Copy the records below exactly, leaving out any pictures.

* Start RECORDS PROVIDED *

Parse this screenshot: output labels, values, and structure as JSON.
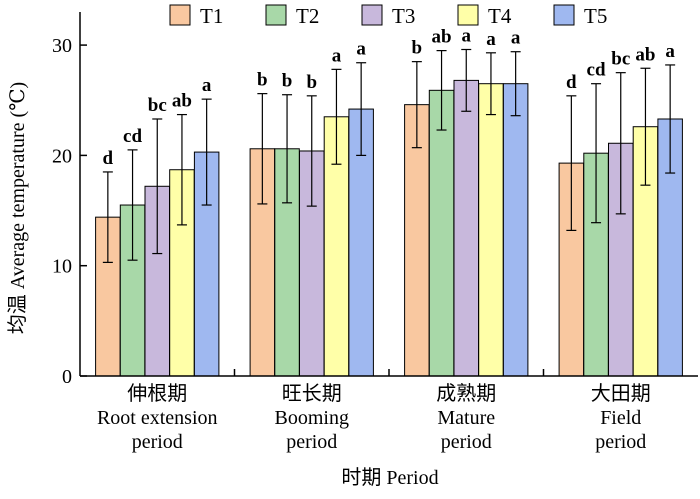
{
  "chart_data": {
    "type": "bar",
    "ylabel": "均温 Average temperature (℃)",
    "xlabel": "时期 Period",
    "ylim": [
      0,
      33
    ],
    "yticks": [
      0,
      10,
      20,
      30
    ],
    "grid": false,
    "legend_position": "top",
    "categories": [
      {
        "zh": "伸根期",
        "en1": "Root extension",
        "en2": "period"
      },
      {
        "zh": "旺长期",
        "en1": "Booming",
        "en2": "period"
      },
      {
        "zh": "成熟期",
        "en1": "Mature",
        "en2": "period"
      },
      {
        "zh": "大田期",
        "en1": "Field",
        "en2": "period"
      }
    ],
    "series": [
      {
        "name": "T1",
        "color": "#F9C8A0",
        "values": [
          14.4,
          20.6,
          24.6,
          19.3
        ],
        "errors": [
          4.1,
          5.0,
          3.9,
          6.1
        ],
        "letters": [
          "d",
          "b",
          "b",
          "d"
        ]
      },
      {
        "name": "T2",
        "color": "#A8D8A8",
        "values": [
          15.5,
          20.6,
          25.9,
          20.2
        ],
        "errors": [
          5.0,
          4.9,
          3.6,
          6.3
        ],
        "letters": [
          "cd",
          "b",
          "ab",
          "cd"
        ]
      },
      {
        "name": "T3",
        "color": "#C8B8DC",
        "values": [
          17.2,
          20.4,
          26.8,
          21.1
        ],
        "errors": [
          6.1,
          5.0,
          2.8,
          6.4
        ],
        "letters": [
          "bc",
          "b",
          "a",
          "bc"
        ]
      },
      {
        "name": "T4",
        "color": "#FFFFA8",
        "values": [
          18.7,
          23.5,
          26.5,
          22.6
        ],
        "errors": [
          5.0,
          4.3,
          2.8,
          5.3
        ],
        "letters": [
          "ab",
          "a",
          "a",
          "ab"
        ]
      },
      {
        "name": "T5",
        "color": "#9FB8F0",
        "values": [
          20.3,
          24.2,
          26.5,
          23.3
        ],
        "errors": [
          4.8,
          4.2,
          2.9,
          4.9
        ],
        "letters": [
          "a",
          "a",
          "a",
          "a"
        ]
      }
    ]
  }
}
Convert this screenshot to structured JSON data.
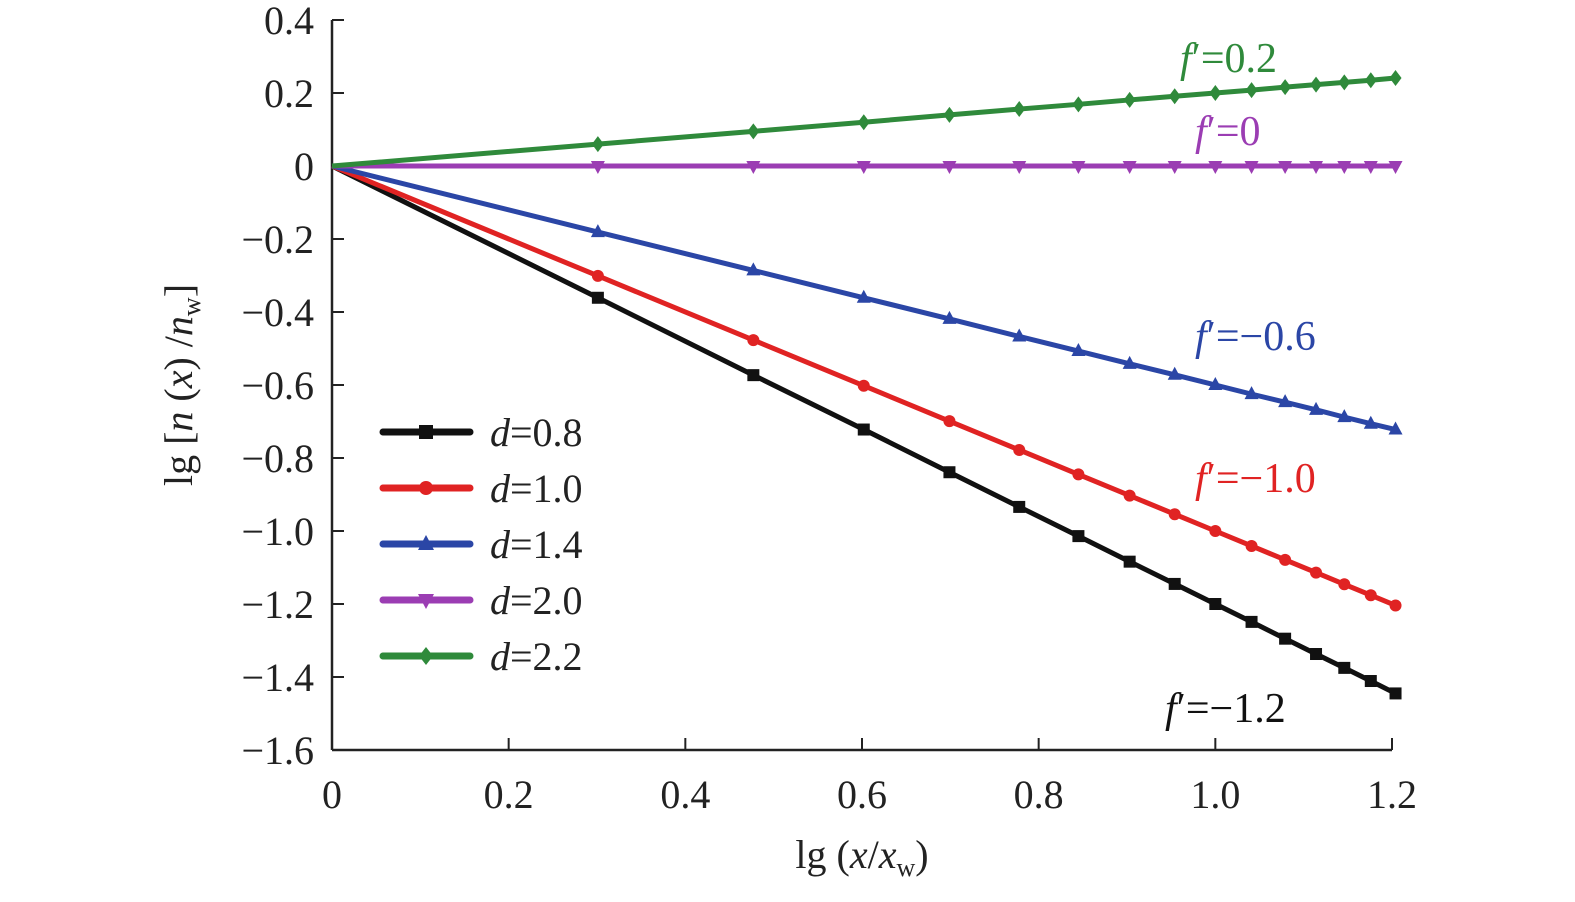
{
  "chart_data": {
    "type": "line",
    "title": "",
    "xlabel_parts": [
      "lg (",
      "x",
      "/",
      "x",
      "w",
      ")"
    ],
    "ylabel_parts": [
      "lg [",
      "n",
      " (",
      "x",
      ") /",
      "n",
      "w",
      "]"
    ],
    "xlim": [
      0,
      1.2
    ],
    "ylim": [
      -1.6,
      0.4
    ],
    "xticks": [
      0,
      0.2,
      0.4,
      0.6,
      0.8,
      1.0,
      1.2
    ],
    "xtick_labels": [
      "0",
      "0.2",
      "0.4",
      "0.6",
      "0.8",
      "1.0",
      "1.2"
    ],
    "yticks": [
      0.4,
      0.2,
      0,
      -0.2,
      -0.4,
      -0.6,
      -0.8,
      -1.0,
      -1.2,
      -1.4,
      -1.6
    ],
    "ytick_labels": [
      "0.4",
      "0.2",
      "0",
      "−0.2",
      "−0.4",
      "−0.6",
      "−0.8",
      "−1.0",
      "−1.2",
      "−1.4",
      "−1.6"
    ],
    "grid": false,
    "legend_position": "lower-left",
    "x": [
      0,
      0.301,
      0.477,
      0.602,
      0.699,
      0.778,
      0.845,
      0.903,
      0.954,
      1.0,
      1.041,
      1.079,
      1.114,
      1.146,
      1.176,
      1.204
    ],
    "series": [
      {
        "name": "d=0.8",
        "d_label": "d",
        "value_label": "=0.8",
        "slope": -1.2,
        "color": "#111111",
        "marker": "square",
        "values": [
          0,
          -0.361,
          -0.573,
          -0.722,
          -0.839,
          -0.934,
          -1.014,
          -1.084,
          -1.145,
          -1.2,
          -1.249,
          -1.295,
          -1.337,
          -1.375,
          -1.411,
          -1.445
        ],
        "annotation": {
          "f": "f",
          "text": "′=−1.2"
        }
      },
      {
        "name": "d=1.0",
        "d_label": "d",
        "value_label": "=1.0",
        "slope": -1.0,
        "color": "#e02323",
        "marker": "circle",
        "values": [
          0,
          -0.301,
          -0.477,
          -0.602,
          -0.699,
          -0.778,
          -0.845,
          -0.903,
          -0.954,
          -1.0,
          -1.041,
          -1.079,
          -1.114,
          -1.146,
          -1.176,
          -1.204
        ],
        "annotation": {
          "f": "f",
          "text": "′=−1.0"
        }
      },
      {
        "name": "d=1.4",
        "d_label": "d",
        "value_label": "=1.4",
        "slope": -0.6,
        "color": "#2b46a6",
        "marker": "triangle-up",
        "values": [
          0,
          -0.181,
          -0.286,
          -0.361,
          -0.419,
          -0.467,
          -0.507,
          -0.542,
          -0.572,
          -0.6,
          -0.625,
          -0.647,
          -0.668,
          -0.688,
          -0.706,
          -0.722
        ],
        "annotation": {
          "f": "f",
          "text": "′=−0.6"
        }
      },
      {
        "name": "d=2.0",
        "d_label": "d",
        "value_label": "=2.0",
        "slope": 0,
        "color": "#9b3db3",
        "marker": "triangle-down",
        "values": [
          0,
          0,
          0,
          0,
          0,
          0,
          0,
          0,
          0,
          0,
          0,
          0,
          0,
          0,
          0,
          0
        ],
        "annotation": {
          "f": "f",
          "text": "′=0"
        }
      },
      {
        "name": "d=2.2",
        "d_label": "d",
        "value_label": "=2.2",
        "slope": 0.2,
        "color": "#2f8a3b",
        "marker": "diamond",
        "values": [
          0,
          0.06,
          0.095,
          0.12,
          0.14,
          0.156,
          0.169,
          0.181,
          0.191,
          0.2,
          0.208,
          0.216,
          0.223,
          0.229,
          0.235,
          0.241
        ],
        "annotation": {
          "f": "f",
          "text": "′=0.2"
        }
      }
    ]
  }
}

* End RECORDS PROVIDED *

§ **FINAL RESULT**
Parse this screenshot: output labels, values, and structure as JSON.
{
  "chart_data": {
    "type": "bar",
    "ylabel": "均温 Average temperature (℃)",
    "xlabel": "时期 Period",
    "ylim": [
      0,
      33
    ],
    "yticks": [
      0,
      10,
      20,
      30
    ],
    "grid": false,
    "legend_position": "top",
    "categories": [
      {
        "zh": "伸根期",
        "en1": "Root extension",
        "en2": "period"
      },
      {
        "zh": "旺长期",
        "en1": "Booming",
        "en2": "period"
      },
      {
        "zh": "成熟期",
        "en1": "Mature",
        "en2": "period"
      },
      {
        "zh": "大田期",
        "en1": "Field",
        "en2": "period"
      }
    ],
    "series": [
      {
        "name": "T1",
        "color": "#F9C8A0",
        "values": [
          14.4,
          20.6,
          24.6,
          19.3
        ],
        "errors": [
          4.1,
          5.0,
          3.9,
          6.1
        ],
        "letters": [
          "d",
          "b",
          "b",
          "d"
        ]
      },
      {
        "name": "T2",
        "color": "#A8D8A8",
        "values": [
          15.5,
          20.6,
          25.9,
          20.2
        ],
        "errors": [
          5.0,
          4.9,
          3.6,
          6.3
        ],
        "letters": [
          "cd",
          "b",
          "ab",
          "cd"
        ]
      },
      {
        "name": "T3",
        "color": "#C8B8DC",
        "values": [
          17.2,
          20.4,
          26.8,
          21.1
        ],
        "errors": [
          6.1,
          5.0,
          2.8,
          6.4
        ],
        "letters": [
          "bc",
          "b",
          "a",
          "bc"
        ]
      },
      {
        "name": "T4",
        "color": "#FFFFA8",
        "values": [
          18.7,
          23.5,
          26.5,
          22.6
        ],
        "errors": [
          5.0,
          4.3,
          2.8,
          5.3
        ],
        "letters": [
          "ab",
          "a",
          "a",
          "ab"
        ]
      },
      {
        "name": "T5",
        "color": "#9FB8F0",
        "values": [
          20.3,
          24.2,
          26.5,
          23.3
        ],
        "errors": [
          4.8,
          4.2,
          2.9,
          4.9
        ],
        "letters": [
          "a",
          "a",
          "a",
          "a"
        ]
      }
    ]
  }
}
Convert this screenshot to structured JSON data.
{
  "chart_data": {
    "type": "line",
    "title": "",
    "xlabel_parts": [
      "lg (",
      "x",
      "/",
      "x",
      "w",
      ")"
    ],
    "ylabel_parts": [
      "lg [",
      "n",
      " (",
      "x",
      ") /",
      "n",
      "w",
      "]"
    ],
    "xlim": [
      0,
      1.2
    ],
    "ylim": [
      -1.6,
      0.4
    ],
    "xticks": [
      0,
      0.2,
      0.4,
      0.6,
      0.8,
      1.0,
      1.2
    ],
    "xtick_labels": [
      "0",
      "0.2",
      "0.4",
      "0.6",
      "0.8",
      "1.0",
      "1.2"
    ],
    "yticks": [
      0.4,
      0.2,
      0,
      -0.2,
      -0.4,
      -0.6,
      -0.8,
      -1.0,
      -1.2,
      -1.4,
      -1.6
    ],
    "ytick_labels": [
      "0.4",
      "0.2",
      "0",
      "−0.2",
      "−0.4",
      "−0.6",
      "−0.8",
      "−1.0",
      "−1.2",
      "−1.4",
      "−1.6"
    ],
    "grid": false,
    "legend_position": "lower-left",
    "x": [
      0,
      0.301,
      0.477,
      0.602,
      0.699,
      0.778,
      0.845,
      0.903,
      0.954,
      1.0,
      1.041,
      1.079,
      1.114,
      1.146,
      1.176,
      1.204
    ],
    "series": [
      {
        "name": "d=0.8",
        "d_label": "d",
        "value_label": "=0.8",
        "slope": -1.2,
        "color": "#111111",
        "marker": "square",
        "values": [
          0,
          -0.361,
          -0.573,
          -0.722,
          -0.839,
          -0.934,
          -1.014,
          -1.084,
          -1.145,
          -1.2,
          -1.249,
          -1.295,
          -1.337,
          -1.375,
          -1.411,
          -1.445
        ],
        "annotation": {
          "f": "f",
          "text": "′=−1.2"
        }
      },
      {
        "name": "d=1.0",
        "d_label": "d",
        "value_label": "=1.0",
        "slope": -1.0,
        "color": "#e02323",
        "marker": "circle",
        "values": [
          0,
          -0.301,
          -0.477,
          -0.602,
          -0.699,
          -0.778,
          -0.845,
          -0.903,
          -0.954,
          -1.0,
          -1.041,
          -1.079,
          -1.114,
          -1.146,
          -1.176,
          -1.204
        ],
        "annotation": {
          "f": "f",
          "text": "′=−1.0"
        }
      },
      {
        "name": "d=1.4",
        "d_label": "d",
        "value_label": "=1.4",
        "slope": -0.6,
        "color": "#2b46a6",
        "marker": "triangle-up",
        "values": [
          0,
          -0.181,
          -0.286,
          -0.361,
          -0.419,
          -0.467,
          -0.507,
          -0.542,
          -0.572,
          -0.6,
          -0.625,
          -0.647,
          -0.668,
          -0.688,
          -0.706,
          -0.722
        ],
        "annotation": {
          "f": "f",
          "text": "′=−0.6"
        }
      },
      {
        "name": "d=2.0",
        "d_label": "d",
        "value_label": "=2.0",
        "slope": 0,
        "color": "#9b3db3",
        "marker": "triangle-down",
        "values": [
          0,
          0,
          0,
          0,
          0,
          0,
          0,
          0,
          0,
          0,
          0,
          0,
          0,
          0,
          0,
          0
        ],
        "annotation": {
          "f": "f",
          "text": "′=0"
        }
      },
      {
        "name": "d=2.2",
        "d_label": "d",
        "value_label": "=2.2",
        "slope": 0.2,
        "color": "#2f8a3b",
        "marker": "diamond",
        "values": [
          0,
          0.06,
          0.095,
          0.12,
          0.14,
          0.156,
          0.169,
          0.181,
          0.191,
          0.2,
          0.208,
          0.216,
          0.223,
          0.229,
          0.235,
          0.241
        ],
        "annotation": {
          "f": "f",
          "text": "′=0.2"
        }
      }
    ]
  }
}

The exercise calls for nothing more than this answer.